| WHAT TO PRODUCE |
Look for the string "subgrupos" and copy every line that has it.

| RECORD EXTRACTS |
◇ ◇ ◇ ◇

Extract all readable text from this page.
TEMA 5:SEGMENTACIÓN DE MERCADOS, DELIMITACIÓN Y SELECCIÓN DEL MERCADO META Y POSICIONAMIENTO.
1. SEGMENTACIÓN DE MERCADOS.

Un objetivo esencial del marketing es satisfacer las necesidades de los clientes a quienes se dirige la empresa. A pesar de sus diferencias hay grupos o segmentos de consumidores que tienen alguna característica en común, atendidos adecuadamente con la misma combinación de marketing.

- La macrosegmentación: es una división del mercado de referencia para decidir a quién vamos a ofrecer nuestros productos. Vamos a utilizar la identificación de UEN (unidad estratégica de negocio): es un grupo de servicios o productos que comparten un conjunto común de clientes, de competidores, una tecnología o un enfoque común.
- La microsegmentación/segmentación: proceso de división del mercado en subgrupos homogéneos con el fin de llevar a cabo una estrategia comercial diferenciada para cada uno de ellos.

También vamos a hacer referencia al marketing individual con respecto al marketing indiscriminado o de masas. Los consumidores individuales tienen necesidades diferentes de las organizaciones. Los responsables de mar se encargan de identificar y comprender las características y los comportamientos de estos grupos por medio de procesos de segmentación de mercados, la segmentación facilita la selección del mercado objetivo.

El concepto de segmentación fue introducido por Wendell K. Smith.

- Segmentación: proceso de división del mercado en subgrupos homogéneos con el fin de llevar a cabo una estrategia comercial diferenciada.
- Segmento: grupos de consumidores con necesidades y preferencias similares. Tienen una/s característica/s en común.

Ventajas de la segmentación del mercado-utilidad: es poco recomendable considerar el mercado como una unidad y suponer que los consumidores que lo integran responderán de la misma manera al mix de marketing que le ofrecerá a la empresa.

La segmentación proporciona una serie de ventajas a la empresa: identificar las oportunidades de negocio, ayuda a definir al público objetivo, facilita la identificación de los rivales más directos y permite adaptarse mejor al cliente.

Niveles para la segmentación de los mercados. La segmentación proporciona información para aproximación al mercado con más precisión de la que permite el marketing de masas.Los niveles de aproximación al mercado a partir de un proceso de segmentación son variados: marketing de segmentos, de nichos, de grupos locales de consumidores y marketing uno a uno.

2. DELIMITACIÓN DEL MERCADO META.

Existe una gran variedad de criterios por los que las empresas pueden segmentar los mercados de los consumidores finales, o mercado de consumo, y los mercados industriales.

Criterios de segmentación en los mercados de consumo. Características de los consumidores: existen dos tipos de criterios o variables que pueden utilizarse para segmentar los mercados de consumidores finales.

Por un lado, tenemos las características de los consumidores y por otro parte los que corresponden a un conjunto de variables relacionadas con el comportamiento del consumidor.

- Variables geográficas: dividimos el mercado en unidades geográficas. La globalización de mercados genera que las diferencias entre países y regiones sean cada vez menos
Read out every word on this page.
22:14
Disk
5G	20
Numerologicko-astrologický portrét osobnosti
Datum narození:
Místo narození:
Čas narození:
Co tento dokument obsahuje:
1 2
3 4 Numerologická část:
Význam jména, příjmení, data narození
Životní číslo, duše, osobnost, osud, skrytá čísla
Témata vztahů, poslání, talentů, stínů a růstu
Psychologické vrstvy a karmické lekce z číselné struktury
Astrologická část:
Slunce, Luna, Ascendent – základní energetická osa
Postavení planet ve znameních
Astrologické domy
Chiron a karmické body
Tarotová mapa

◇ ◇ ◇ ◇

| THE ANSWER |
- La microsegmentación/segmentación: proceso de división del mercado en subgrupos homogéneos con el fin de llevar a cabo una estrategia comercial diferenciada para cada uno de ellos.
- Segmentación: proceso de división del mercado en subgrupos homogéneos con el fin de llevar a cabo una estrategia comercial diferenciada.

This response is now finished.